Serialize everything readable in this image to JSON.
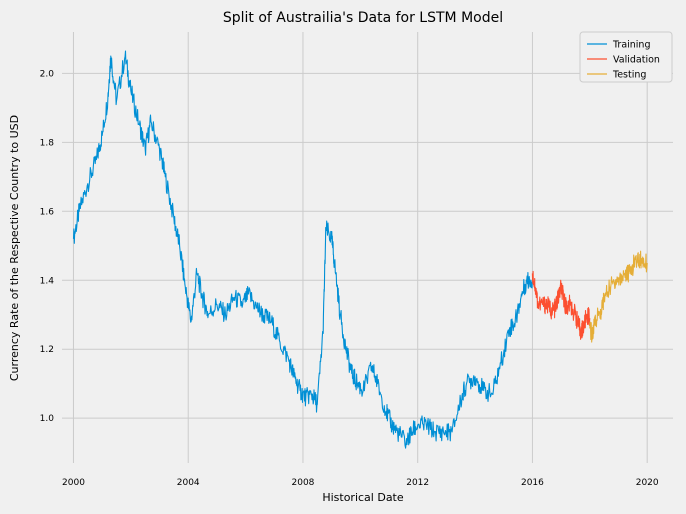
{
  "chart_data": {
    "type": "line",
    "title": "Split of Austrailia's Data for LSTM Model",
    "xlabel": "Historical Date",
    "ylabel": "Currency Rate of the Respective Country to USD",
    "x_ticks": [
      "2000",
      "2004",
      "2008",
      "2012",
      "2016",
      "2020"
    ],
    "y_ticks": [
      "1.0",
      "1.2",
      "1.4",
      "1.6",
      "1.8",
      "2.0"
    ],
    "xlim": [
      1999.6,
      2020.9
    ],
    "ylim": [
      0.87,
      2.12
    ],
    "grid": true,
    "legend_position": "top-right",
    "series": [
      {
        "name": "Training",
        "color": "#008fd5",
        "points": [
          [
            2000.0,
            1.52
          ],
          [
            2000.2,
            1.6
          ],
          [
            2000.5,
            1.68
          ],
          [
            2000.8,
            1.75
          ],
          [
            2001.0,
            1.82
          ],
          [
            2001.2,
            1.93
          ],
          [
            2001.3,
            2.05
          ],
          [
            2001.5,
            1.92
          ],
          [
            2001.8,
            2.05
          ],
          [
            2002.0,
            1.95
          ],
          [
            2002.3,
            1.85
          ],
          [
            2002.5,
            1.78
          ],
          [
            2002.7,
            1.86
          ],
          [
            2003.0,
            1.78
          ],
          [
            2003.2,
            1.7
          ],
          [
            2003.5,
            1.58
          ],
          [
            2003.7,
            1.5
          ],
          [
            2003.9,
            1.38
          ],
          [
            2004.1,
            1.28
          ],
          [
            2004.3,
            1.42
          ],
          [
            2004.5,
            1.35
          ],
          [
            2004.7,
            1.3
          ],
          [
            2005.0,
            1.33
          ],
          [
            2005.3,
            1.3
          ],
          [
            2005.6,
            1.35
          ],
          [
            2005.9,
            1.33
          ],
          [
            2006.1,
            1.36
          ],
          [
            2006.4,
            1.32
          ],
          [
            2006.6,
            1.3
          ],
          [
            2006.9,
            1.28
          ],
          [
            2007.2,
            1.22
          ],
          [
            2007.5,
            1.17
          ],
          [
            2007.7,
            1.12
          ],
          [
            2007.9,
            1.08
          ],
          [
            2008.1,
            1.06
          ],
          [
            2008.3,
            1.07
          ],
          [
            2008.5,
            1.04
          ],
          [
            2008.7,
            1.25
          ],
          [
            2008.8,
            1.55
          ],
          [
            2009.0,
            1.52
          ],
          [
            2009.1,
            1.45
          ],
          [
            2009.3,
            1.3
          ],
          [
            2009.5,
            1.2
          ],
          [
            2009.7,
            1.13
          ],
          [
            2009.9,
            1.1
          ],
          [
            2010.1,
            1.08
          ],
          [
            2010.4,
            1.15
          ],
          [
            2010.6,
            1.1
          ],
          [
            2010.9,
            1.02
          ],
          [
            2011.1,
            0.98
          ],
          [
            2011.3,
            0.96
          ],
          [
            2011.6,
            0.93
          ],
          [
            2011.8,
            0.96
          ],
          [
            2012.0,
            0.98
          ],
          [
            2012.3,
            0.98
          ],
          [
            2012.6,
            0.96
          ],
          [
            2012.9,
            0.96
          ],
          [
            2013.2,
            0.96
          ],
          [
            2013.5,
            1.05
          ],
          [
            2013.7,
            1.1
          ],
          [
            2014.0,
            1.12
          ],
          [
            2014.3,
            1.08
          ],
          [
            2014.6,
            1.07
          ],
          [
            2014.9,
            1.16
          ],
          [
            2015.2,
            1.26
          ],
          [
            2015.4,
            1.28
          ],
          [
            2015.6,
            1.35
          ],
          [
            2015.8,
            1.4
          ],
          [
            2016.0,
            1.4
          ]
        ]
      },
      {
        "name": "Validation",
        "color": "#fc4f30",
        "points": [
          [
            2016.0,
            1.42
          ],
          [
            2016.1,
            1.38
          ],
          [
            2016.2,
            1.33
          ],
          [
            2016.4,
            1.33
          ],
          [
            2016.5,
            1.33
          ],
          [
            2016.7,
            1.31
          ],
          [
            2016.8,
            1.32
          ],
          [
            2016.9,
            1.35
          ],
          [
            2017.0,
            1.38
          ],
          [
            2017.1,
            1.34
          ],
          [
            2017.2,
            1.32
          ],
          [
            2017.3,
            1.33
          ],
          [
            2017.5,
            1.3
          ],
          [
            2017.6,
            1.27
          ],
          [
            2017.7,
            1.25
          ],
          [
            2017.8,
            1.27
          ],
          [
            2017.9,
            1.3
          ],
          [
            2018.0,
            1.29
          ]
        ]
      },
      {
        "name": "Testing",
        "color": "#e5ae38",
        "points": [
          [
            2018.0,
            1.26
          ],
          [
            2018.1,
            1.24
          ],
          [
            2018.2,
            1.29
          ],
          [
            2018.4,
            1.31
          ],
          [
            2018.5,
            1.35
          ],
          [
            2018.7,
            1.38
          ],
          [
            2018.9,
            1.4
          ],
          [
            2019.0,
            1.4
          ],
          [
            2019.2,
            1.42
          ],
          [
            2019.4,
            1.42
          ],
          [
            2019.6,
            1.46
          ],
          [
            2019.8,
            1.46
          ],
          [
            2020.0,
            1.45
          ]
        ]
      }
    ]
  }
}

::::::::::

#### [Exercise aim]
Would you return the data exactly as written, without the pictures?

#### [Full answer]
Serialize everything readable in this image to JSON.
{
  "chart_data": {
    "type": "line",
    "title": "Split of Austrailia's Data for LSTM Model",
    "xlabel": "Historical Date",
    "ylabel": "Currency Rate of the Respective Country to USD",
    "x_ticks": [
      "2000",
      "2004",
      "2008",
      "2012",
      "2016",
      "2020"
    ],
    "y_ticks": [
      "1.0",
      "1.2",
      "1.4",
      "1.6",
      "1.8",
      "2.0"
    ],
    "xlim": [
      1999.6,
      2020.9
    ],
    "ylim": [
      0.87,
      2.12
    ],
    "grid": true,
    "legend_position": "top-right",
    "series": [
      {
        "name": "Training",
        "color": "#008fd5",
        "points": [
          [
            2000.0,
            1.52
          ],
          [
            2000.2,
            1.6
          ],
          [
            2000.5,
            1.68
          ],
          [
            2000.8,
            1.75
          ],
          [
            2001.0,
            1.82
          ],
          [
            2001.2,
            1.93
          ],
          [
            2001.3,
            2.05
          ],
          [
            2001.5,
            1.92
          ],
          [
            2001.8,
            2.05
          ],
          [
            2002.0,
            1.95
          ],
          [
            2002.3,
            1.85
          ],
          [
            2002.5,
            1.78
          ],
          [
            2002.7,
            1.86
          ],
          [
            2003.0,
            1.78
          ],
          [
            2003.2,
            1.7
          ],
          [
            2003.5,
            1.58
          ],
          [
            2003.7,
            1.5
          ],
          [
            2003.9,
            1.38
          ],
          [
            2004.1,
            1.28
          ],
          [
            2004.3,
            1.42
          ],
          [
            2004.5,
            1.35
          ],
          [
            2004.7,
            1.3
          ],
          [
            2005.0,
            1.33
          ],
          [
            2005.3,
            1.3
          ],
          [
            2005.6,
            1.35
          ],
          [
            2005.9,
            1.33
          ],
          [
            2006.1,
            1.36
          ],
          [
            2006.4,
            1.32
          ],
          [
            2006.6,
            1.3
          ],
          [
            2006.9,
            1.28
          ],
          [
            2007.2,
            1.22
          ],
          [
            2007.5,
            1.17
          ],
          [
            2007.7,
            1.12
          ],
          [
            2007.9,
            1.08
          ],
          [
            2008.1,
            1.06
          ],
          [
            2008.3,
            1.07
          ],
          [
            2008.5,
            1.04
          ],
          [
            2008.7,
            1.25
          ],
          [
            2008.8,
            1.55
          ],
          [
            2009.0,
            1.52
          ],
          [
            2009.1,
            1.45
          ],
          [
            2009.3,
            1.3
          ],
          [
            2009.5,
            1.2
          ],
          [
            2009.7,
            1.13
          ],
          [
            2009.9,
            1.1
          ],
          [
            2010.1,
            1.08
          ],
          [
            2010.4,
            1.15
          ],
          [
            2010.6,
            1.1
          ],
          [
            2010.9,
            1.02
          ],
          [
            2011.1,
            0.98
          ],
          [
            2011.3,
            0.96
          ],
          [
            2011.6,
            0.93
          ],
          [
            2011.8,
            0.96
          ],
          [
            2012.0,
            0.98
          ],
          [
            2012.3,
            0.98
          ],
          [
            2012.6,
            0.96
          ],
          [
            2012.9,
            0.96
          ],
          [
            2013.2,
            0.96
          ],
          [
            2013.5,
            1.05
          ],
          [
            2013.7,
            1.1
          ],
          [
            2014.0,
            1.12
          ],
          [
            2014.3,
            1.08
          ],
          [
            2014.6,
            1.07
          ],
          [
            2014.9,
            1.16
          ],
          [
            2015.2,
            1.26
          ],
          [
            2015.4,
            1.28
          ],
          [
            2015.6,
            1.35
          ],
          [
            2015.8,
            1.4
          ],
          [
            2016.0,
            1.4
          ]
        ]
      },
      {
        "name": "Validation",
        "color": "#fc4f30",
        "points": [
          [
            2016.0,
            1.42
          ],
          [
            2016.1,
            1.38
          ],
          [
            2016.2,
            1.33
          ],
          [
            2016.4,
            1.33
          ],
          [
            2016.5,
            1.33
          ],
          [
            2016.7,
            1.31
          ],
          [
            2016.8,
            1.32
          ],
          [
            2016.9,
            1.35
          ],
          [
            2017.0,
            1.38
          ],
          [
            2017.1,
            1.34
          ],
          [
            2017.2,
            1.32
          ],
          [
            2017.3,
            1.33
          ],
          [
            2017.5,
            1.3
          ],
          [
            2017.6,
            1.27
          ],
          [
            2017.7,
            1.25
          ],
          [
            2017.8,
            1.27
          ],
          [
            2017.9,
            1.3
          ],
          [
            2018.0,
            1.29
          ]
        ]
      },
      {
        "name": "Testing",
        "color": "#e5ae38",
        "points": [
          [
            2018.0,
            1.26
          ],
          [
            2018.1,
            1.24
          ],
          [
            2018.2,
            1.29
          ],
          [
            2018.4,
            1.31
          ],
          [
            2018.5,
            1.35
          ],
          [
            2018.7,
            1.38
          ],
          [
            2018.9,
            1.4
          ],
          [
            2019.0,
            1.4
          ],
          [
            2019.2,
            1.42
          ],
          [
            2019.4,
            1.42
          ],
          [
            2019.6,
            1.46
          ],
          [
            2019.8,
            1.46
          ],
          [
            2020.0,
            1.45
          ]
        ]
      }
    ]
  }
}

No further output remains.